## [Exercise]
Reproduce each line exactly, including spacing and punctuation.

(Saved data entries)

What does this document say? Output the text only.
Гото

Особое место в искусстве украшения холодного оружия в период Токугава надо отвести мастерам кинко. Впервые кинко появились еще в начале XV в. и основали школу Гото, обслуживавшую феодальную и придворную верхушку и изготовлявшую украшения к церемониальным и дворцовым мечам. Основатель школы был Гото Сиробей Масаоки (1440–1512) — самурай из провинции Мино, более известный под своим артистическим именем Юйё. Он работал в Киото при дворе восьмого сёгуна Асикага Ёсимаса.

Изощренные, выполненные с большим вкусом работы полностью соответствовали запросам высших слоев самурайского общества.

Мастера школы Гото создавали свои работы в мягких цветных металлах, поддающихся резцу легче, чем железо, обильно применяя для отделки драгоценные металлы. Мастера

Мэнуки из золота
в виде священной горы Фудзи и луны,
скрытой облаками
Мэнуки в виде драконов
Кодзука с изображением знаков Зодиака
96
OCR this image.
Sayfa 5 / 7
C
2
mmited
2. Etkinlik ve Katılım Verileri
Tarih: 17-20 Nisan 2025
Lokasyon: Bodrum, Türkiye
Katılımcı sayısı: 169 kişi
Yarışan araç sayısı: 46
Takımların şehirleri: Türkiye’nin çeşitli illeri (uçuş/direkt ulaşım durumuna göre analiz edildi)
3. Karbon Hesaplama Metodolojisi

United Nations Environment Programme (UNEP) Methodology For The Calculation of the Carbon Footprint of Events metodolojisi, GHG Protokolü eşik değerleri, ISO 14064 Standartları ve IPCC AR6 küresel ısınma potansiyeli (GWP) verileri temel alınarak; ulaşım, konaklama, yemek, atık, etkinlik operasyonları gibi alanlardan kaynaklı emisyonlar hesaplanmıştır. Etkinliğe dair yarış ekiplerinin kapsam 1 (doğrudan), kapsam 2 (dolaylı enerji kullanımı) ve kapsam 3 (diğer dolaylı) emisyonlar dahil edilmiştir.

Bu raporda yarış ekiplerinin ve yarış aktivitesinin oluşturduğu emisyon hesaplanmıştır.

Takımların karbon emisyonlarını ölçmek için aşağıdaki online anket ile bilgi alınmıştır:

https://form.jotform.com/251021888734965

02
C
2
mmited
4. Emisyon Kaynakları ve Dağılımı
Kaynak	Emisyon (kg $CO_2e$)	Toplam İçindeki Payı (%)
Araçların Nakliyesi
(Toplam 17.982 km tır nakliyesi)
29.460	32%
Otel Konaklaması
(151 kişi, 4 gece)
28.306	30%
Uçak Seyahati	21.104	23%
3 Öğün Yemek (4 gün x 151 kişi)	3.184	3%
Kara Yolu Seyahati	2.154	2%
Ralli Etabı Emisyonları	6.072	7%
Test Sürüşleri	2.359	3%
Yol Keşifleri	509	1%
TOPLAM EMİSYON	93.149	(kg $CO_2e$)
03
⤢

## [Output below]
What does this document say? Output the text only.
Гото

Особое место в искусстве украшения холодного оружия в период Токугава надо отвести мастерам кинко. Впервые кинко появились еще в начале XV в. и основали школу Гото, обслуживавшую феодальную и придворную верхушку и изготовлявшую украшения к церемониальным и дворцовым мечам. Основатель школы был Гото Сиробей Масаоки (1440–1512) — самурай из провинции Мино, более известный под своим артистическим именем Юйё. Он работал в Киото при дворе восьмого сёгуна Асикага Ёсимаса.

Изощренные, выполненные с большим вкусом работы полностью соответствовали запросам высших слоев самурайского общества.

Мастера школы Гото создавали свои работы в мягких цветных металлах, поддающихся резцу легче, чем железо, обильно применяя для отделки драгоценные металлы. Мастера

Мэнуки из золота
в виде священной горы Фудзи и луны,
скрытой облаками
Мэнуки в виде драконов
Кодзука с изображением знаков Зодиака
96
OCR this image.
Sayfa 5 / 7
C
2
mmited
2. Etkinlik ve Katılım Verileri
Tarih: 17-20 Nisan 2025
Lokasyon: Bodrum, Türkiye
Katılımcı sayısı: 169 kişi
Yarışan araç sayısı: 46
Takımların şehirleri: Türkiye’nin çeşitli illeri (uçuş/direkt ulaşım durumuna göre analiz edildi)
3. Karbon Hesaplama Metodolojisi

United Nations Environment Programme (UNEP) Methodology For The Calculation of the Carbon Footprint of Events metodolojisi, GHG Protokolü eşik değerleri, ISO 14064 Standartları ve IPCC AR6 küresel ısınma potansiyeli (GWP) verileri temel alınarak; ulaşım, konaklama, yemek, atık, etkinlik operasyonları gibi alanlardan kaynaklı emisyonlar hesaplanmıştır. Etkinliğe dair yarış ekiplerinin kapsam 1 (doğrudan), kapsam 2 (dolaylı enerji kullanımı) ve kapsam 3 (diğer dolaylı) emisyonlar dahil edilmiştir.

Bu raporda yarış ekiplerinin ve yarış aktivitesinin oluşturduğu emisyon hesaplanmıştır.

Takımların karbon emisyonlarını ölçmek için aşağıdaki online anket ile bilgi alınmıştır:

https://form.jotform.com/251021888734965

02
C
2
mmited
4. Emisyon Kaynakları ve Dağılımı
Kaynak	Emisyon (kg $CO_2e$)	Toplam İçindeki Payı (%)
Araçların Nakliyesi
(Toplam 17.982 km tır nakliyesi)
29.460	32%
Otel Konaklaması
(151 kişi, 4 gece)
28.306	30%
Uçak Seyahati	21.104	23%
3 Öğün Yemek (4 gün x 151 kişi)	3.184	3%
Kara Yolu Seyahati	2.154	2%
Ralli Etabı Emisyonları	6.072	7%
Test Sürüşleri	2.359	3%
Yol Keşifleri	509	1%
TOPLAM EMİSYON	93.149	(kg $CO_2e$)
03
⤢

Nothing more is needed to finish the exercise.